# Start of Records for the task

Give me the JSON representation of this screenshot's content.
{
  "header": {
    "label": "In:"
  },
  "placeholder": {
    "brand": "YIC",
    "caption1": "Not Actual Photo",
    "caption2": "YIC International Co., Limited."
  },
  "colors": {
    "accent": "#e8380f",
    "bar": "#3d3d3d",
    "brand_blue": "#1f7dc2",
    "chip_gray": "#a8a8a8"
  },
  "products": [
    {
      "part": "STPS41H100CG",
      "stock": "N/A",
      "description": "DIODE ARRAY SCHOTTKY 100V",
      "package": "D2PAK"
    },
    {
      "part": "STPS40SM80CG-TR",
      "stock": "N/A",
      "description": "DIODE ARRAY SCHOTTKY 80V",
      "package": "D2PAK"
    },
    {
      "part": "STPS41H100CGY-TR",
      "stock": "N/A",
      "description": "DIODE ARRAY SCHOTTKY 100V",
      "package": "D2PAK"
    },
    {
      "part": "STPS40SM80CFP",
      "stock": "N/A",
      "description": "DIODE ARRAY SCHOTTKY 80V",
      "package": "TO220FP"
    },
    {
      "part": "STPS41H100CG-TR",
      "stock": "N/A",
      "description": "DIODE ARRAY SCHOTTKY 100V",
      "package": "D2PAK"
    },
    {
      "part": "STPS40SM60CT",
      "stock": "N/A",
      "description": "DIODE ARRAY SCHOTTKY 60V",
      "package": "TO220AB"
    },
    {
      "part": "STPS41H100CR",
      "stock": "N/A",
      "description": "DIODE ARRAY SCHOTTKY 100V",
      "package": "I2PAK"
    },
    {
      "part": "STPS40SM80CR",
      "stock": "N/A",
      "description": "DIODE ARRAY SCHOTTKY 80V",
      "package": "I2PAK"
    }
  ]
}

# End of Records for the task

Task to carry out:
Print out every entry, keeping each one exact.

Completed task:
Give me the JSON representation of this screenshot's content.
{
  "header": {
    "label": "In:"
  },
  "placeholder": {
    "brand": "YIC",
    "caption1": "Not Actual Photo",
    "caption2": "YIC International Co., Limited."
  },
  "colors": {
    "accent": "#e8380f",
    "bar": "#3d3d3d",
    "brand_blue": "#1f7dc2",
    "chip_gray": "#a8a8a8"
  },
  "products": [
    {
      "part": "STPS41H100CG",
      "stock": "N/A",
      "description": "DIODE ARRAY SCHOTTKY 100V",
      "package": "D2PAK"
    },
    {
      "part": "STPS40SM80CG-TR",
      "stock": "N/A",
      "description": "DIODE ARRAY SCHOTTKY 80V",
      "package": "D2PAK"
    },
    {
      "part": "STPS41H100CGY-TR",
      "stock": "N/A",
      "description": "DIODE ARRAY SCHOTTKY 100V",
      "package": "D2PAK"
    },
    {
      "part": "STPS40SM80CFP",
      "stock": "N/A",
      "description": "DIODE ARRAY SCHOTTKY 80V",
      "package": "TO220FP"
    },
    {
      "part": "STPS41H100CG-TR",
      "stock": "N/A",
      "description": "DIODE ARRAY SCHOTTKY 100V",
      "package": "D2PAK"
    },
    {
      "part": "STPS40SM60CT",
      "stock": "N/A",
      "description": "DIODE ARRAY SCHOTTKY 60V",
      "package": "TO220AB"
    },
    {
      "part": "STPS41H100CR",
      "stock": "N/A",
      "description": "DIODE ARRAY SCHOTTKY 100V",
      "package": "I2PAK"
    },
    {
      "part": "STPS40SM80CR",
      "stock": "N/A",
      "description": "DIODE ARRAY SCHOTTKY 80V",
      "package": "I2PAK"
    }
  ]
}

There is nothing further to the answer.